> SELECTED TEXT:
=-=-=-=-=

I guess it is my own fault. For the last ten-plus years I simply refused to enter into any dialog involving the "New Math/intuitive math/discovery math" camp on the one side and the "gimme that old time religion/long division or die/calculators are evil" camp on the other. The problem, at least as I see it, is that each group is assuming that it has to be all one or all the other. As one blogger put it, it is a choice between "why" vs. "how".(No one apparently envisions that a teacher might actually try to teach both how AND why.) California has fallen aside as the chief battleground after a victory, more or less, by a coalition of anti-reform elements (many of whom would not be caught dead championing the excess of the most conservative among them), and now Washington state seems to be the new battleground..(see A University View)

I can understand parents getting upset... as one observer of the process wrote, "Parents .... don’t understand what the specific tasks are, or how to perform them, or even why their kids are being taught this way instead of the older one. And again the proponents of this style (rehashing the why vs. how discussion) come off as arrogant. Their concerns aren’t for the parents’ ability to follow along with what their children are learning — and something tells me these are the same educators who insist that parental involvement is key — but just that the parents aren’t screwing up all their hard work." I admit I was shocked to read the following from the teachers resource packet for a program called "Everyday Learning"...
"The authors of Everyday Mathematics do not believe it is worth students’ time and effort to fully develop highly efficient paper-and-pencil algorithms for all possible whole-number, fraction, and decimal division problems. Mastery of the intricacies of such algorithms is a huge endeavor, one that experience tells us is doomed to failure for many students. It is simply counter-productive to invest many hours of precious class time on such algorithms. The mathematical payoff is not worth the cost, particularly because quotients can be found quickly and accurately with a calculator." I am reminded of a quote from my wall at school,” For every problem there is a solution which is quick, easy, and wrong! "

=-=-=-=-=

> EXCERPTED RECORDS:

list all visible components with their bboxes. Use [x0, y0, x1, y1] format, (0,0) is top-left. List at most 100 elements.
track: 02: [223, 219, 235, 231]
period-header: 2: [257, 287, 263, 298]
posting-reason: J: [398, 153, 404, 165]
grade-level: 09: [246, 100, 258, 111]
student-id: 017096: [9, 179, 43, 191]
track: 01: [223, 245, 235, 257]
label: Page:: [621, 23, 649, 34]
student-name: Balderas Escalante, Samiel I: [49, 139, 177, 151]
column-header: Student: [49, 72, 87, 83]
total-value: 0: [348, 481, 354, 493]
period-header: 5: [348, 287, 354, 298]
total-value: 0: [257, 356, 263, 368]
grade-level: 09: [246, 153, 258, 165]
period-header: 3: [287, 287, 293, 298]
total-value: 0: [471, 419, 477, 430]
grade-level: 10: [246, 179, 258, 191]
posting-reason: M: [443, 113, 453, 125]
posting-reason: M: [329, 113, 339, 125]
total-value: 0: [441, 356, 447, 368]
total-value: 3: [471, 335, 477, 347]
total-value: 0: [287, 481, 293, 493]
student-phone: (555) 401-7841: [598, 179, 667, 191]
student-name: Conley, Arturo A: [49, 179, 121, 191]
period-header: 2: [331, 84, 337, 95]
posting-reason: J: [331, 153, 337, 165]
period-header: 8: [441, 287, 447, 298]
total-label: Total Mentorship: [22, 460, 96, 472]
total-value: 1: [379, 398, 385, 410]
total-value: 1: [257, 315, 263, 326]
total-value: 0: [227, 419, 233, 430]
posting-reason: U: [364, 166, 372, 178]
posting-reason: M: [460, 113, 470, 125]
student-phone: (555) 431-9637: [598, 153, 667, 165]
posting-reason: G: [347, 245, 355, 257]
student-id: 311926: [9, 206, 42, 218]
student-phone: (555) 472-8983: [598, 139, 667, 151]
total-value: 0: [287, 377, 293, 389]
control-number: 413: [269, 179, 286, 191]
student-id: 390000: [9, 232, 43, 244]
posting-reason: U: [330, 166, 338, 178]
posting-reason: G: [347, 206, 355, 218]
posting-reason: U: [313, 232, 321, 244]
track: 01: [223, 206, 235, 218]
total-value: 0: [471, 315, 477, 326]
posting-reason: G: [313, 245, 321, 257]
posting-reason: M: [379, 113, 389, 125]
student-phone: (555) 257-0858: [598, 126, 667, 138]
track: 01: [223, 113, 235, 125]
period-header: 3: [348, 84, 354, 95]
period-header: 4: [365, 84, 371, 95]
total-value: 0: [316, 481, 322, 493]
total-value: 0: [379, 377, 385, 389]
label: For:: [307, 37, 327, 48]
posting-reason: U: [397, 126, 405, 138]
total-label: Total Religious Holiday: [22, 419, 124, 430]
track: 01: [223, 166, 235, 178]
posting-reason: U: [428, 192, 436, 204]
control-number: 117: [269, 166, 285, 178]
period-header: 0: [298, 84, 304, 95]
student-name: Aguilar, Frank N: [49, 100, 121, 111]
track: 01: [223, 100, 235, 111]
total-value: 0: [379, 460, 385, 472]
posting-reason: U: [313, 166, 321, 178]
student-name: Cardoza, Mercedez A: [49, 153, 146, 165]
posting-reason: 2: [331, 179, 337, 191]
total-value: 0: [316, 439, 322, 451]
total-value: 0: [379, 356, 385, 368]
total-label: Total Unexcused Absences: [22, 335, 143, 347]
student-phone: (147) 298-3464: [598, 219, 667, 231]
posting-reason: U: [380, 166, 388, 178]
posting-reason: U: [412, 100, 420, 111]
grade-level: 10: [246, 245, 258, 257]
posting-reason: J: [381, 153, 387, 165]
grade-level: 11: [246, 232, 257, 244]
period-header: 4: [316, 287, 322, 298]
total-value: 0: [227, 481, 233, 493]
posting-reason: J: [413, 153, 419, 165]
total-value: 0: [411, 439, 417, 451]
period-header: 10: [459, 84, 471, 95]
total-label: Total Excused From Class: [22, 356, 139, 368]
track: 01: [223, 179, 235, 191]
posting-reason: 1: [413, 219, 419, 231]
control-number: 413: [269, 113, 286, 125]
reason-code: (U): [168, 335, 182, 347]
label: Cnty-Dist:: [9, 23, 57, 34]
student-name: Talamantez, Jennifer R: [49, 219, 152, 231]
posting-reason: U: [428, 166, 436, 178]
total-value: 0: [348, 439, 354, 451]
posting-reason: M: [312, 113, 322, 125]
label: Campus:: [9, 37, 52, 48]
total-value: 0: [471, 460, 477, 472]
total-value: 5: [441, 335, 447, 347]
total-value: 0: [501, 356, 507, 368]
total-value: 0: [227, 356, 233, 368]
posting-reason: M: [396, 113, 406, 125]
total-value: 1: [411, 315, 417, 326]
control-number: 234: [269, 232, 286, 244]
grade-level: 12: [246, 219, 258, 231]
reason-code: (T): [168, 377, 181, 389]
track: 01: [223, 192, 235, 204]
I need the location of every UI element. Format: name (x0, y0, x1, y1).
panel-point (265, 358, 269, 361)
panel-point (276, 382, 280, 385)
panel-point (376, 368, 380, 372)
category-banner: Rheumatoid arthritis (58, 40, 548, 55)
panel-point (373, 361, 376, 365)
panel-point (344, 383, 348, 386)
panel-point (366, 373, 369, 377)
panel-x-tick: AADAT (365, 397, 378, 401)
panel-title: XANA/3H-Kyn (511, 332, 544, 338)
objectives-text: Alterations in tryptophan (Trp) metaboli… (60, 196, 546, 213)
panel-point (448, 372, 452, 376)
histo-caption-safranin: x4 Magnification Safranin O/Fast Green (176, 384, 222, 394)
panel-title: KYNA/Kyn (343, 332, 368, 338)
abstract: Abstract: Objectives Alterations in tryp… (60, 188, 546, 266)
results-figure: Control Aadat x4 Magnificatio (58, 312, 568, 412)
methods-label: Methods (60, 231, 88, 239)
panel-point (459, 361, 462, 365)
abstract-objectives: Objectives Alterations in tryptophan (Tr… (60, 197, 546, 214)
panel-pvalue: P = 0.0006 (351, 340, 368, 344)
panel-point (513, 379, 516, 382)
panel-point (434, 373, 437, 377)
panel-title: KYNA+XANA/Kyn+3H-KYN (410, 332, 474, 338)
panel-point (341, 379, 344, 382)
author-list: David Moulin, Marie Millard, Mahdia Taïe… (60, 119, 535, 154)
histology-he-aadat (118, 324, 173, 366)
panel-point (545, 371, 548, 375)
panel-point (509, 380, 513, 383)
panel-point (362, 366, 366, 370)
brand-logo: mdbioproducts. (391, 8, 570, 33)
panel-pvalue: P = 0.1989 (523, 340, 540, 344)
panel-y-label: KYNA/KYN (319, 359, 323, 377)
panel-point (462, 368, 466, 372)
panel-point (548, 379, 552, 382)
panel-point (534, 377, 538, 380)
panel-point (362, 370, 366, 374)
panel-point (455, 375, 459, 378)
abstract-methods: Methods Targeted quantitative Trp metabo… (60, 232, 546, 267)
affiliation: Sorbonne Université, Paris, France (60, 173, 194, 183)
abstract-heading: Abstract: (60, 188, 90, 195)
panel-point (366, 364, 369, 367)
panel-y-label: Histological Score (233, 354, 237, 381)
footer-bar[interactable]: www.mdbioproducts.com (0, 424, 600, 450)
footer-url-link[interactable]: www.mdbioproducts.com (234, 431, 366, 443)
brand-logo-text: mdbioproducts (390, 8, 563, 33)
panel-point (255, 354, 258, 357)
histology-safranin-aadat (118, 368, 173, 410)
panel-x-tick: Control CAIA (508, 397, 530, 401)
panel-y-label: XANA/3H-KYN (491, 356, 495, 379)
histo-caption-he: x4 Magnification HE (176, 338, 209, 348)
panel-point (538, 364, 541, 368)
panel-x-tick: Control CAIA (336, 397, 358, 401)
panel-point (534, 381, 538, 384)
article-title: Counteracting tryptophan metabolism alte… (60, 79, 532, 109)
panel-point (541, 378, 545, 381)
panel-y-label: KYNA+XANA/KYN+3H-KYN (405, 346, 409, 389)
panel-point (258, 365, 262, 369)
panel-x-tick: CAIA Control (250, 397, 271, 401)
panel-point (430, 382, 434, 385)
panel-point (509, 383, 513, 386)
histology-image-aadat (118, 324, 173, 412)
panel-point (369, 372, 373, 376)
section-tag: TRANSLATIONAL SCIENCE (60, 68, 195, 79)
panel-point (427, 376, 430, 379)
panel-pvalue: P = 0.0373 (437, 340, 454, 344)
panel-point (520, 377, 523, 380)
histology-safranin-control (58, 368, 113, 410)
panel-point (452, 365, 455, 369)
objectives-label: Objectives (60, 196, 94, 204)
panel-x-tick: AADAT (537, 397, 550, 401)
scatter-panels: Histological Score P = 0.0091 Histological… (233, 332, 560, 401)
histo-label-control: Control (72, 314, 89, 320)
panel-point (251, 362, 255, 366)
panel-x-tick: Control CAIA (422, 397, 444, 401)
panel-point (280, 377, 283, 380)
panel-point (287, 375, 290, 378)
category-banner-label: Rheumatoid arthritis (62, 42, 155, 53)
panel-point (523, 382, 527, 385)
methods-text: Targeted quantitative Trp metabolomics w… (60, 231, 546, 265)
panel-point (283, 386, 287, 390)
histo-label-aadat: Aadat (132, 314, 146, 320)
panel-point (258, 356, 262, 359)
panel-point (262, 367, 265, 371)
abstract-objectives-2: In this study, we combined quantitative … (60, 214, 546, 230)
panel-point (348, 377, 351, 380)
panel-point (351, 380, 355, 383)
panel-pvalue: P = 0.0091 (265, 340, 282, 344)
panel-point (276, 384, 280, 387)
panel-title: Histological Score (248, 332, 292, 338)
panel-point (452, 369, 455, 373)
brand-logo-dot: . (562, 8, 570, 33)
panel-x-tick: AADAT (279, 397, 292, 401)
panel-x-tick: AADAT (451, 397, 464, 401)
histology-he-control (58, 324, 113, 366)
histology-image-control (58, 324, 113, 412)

=-=-=-=-=

> QUESTIONS TO ANSWER:
a - In the math education post, copy the passage from "I guess it is" to "A University View)" word for word.
b - Which state does the math education post say now seems to be the new battleground?

> RESPONSES IN ORDER:
a -
I guess it is my own fault. For the last ten-plus years I simply refused to enter into any dialog involving the "New Math/intuitive math/discovery math" camp on the one side and the "gimme that old time religion/long division or die/calculators are evil" camp on the other. The problem, at least as I see it, is that each group is assuming that it has to be all one or all the other. As one blogger put it, it is a choice between "why" vs. "how".(No one apparently envisions that a teacher might actually try to teach both how AND why.) California has fallen aside as the chief battleground after a victory, more or less, by a coalition of anti-reform elements (many of whom would not be caught dead championing the excess of the most conservative among them), and now Washington state seems to be the new battleground..(see A University View)

b - Washington state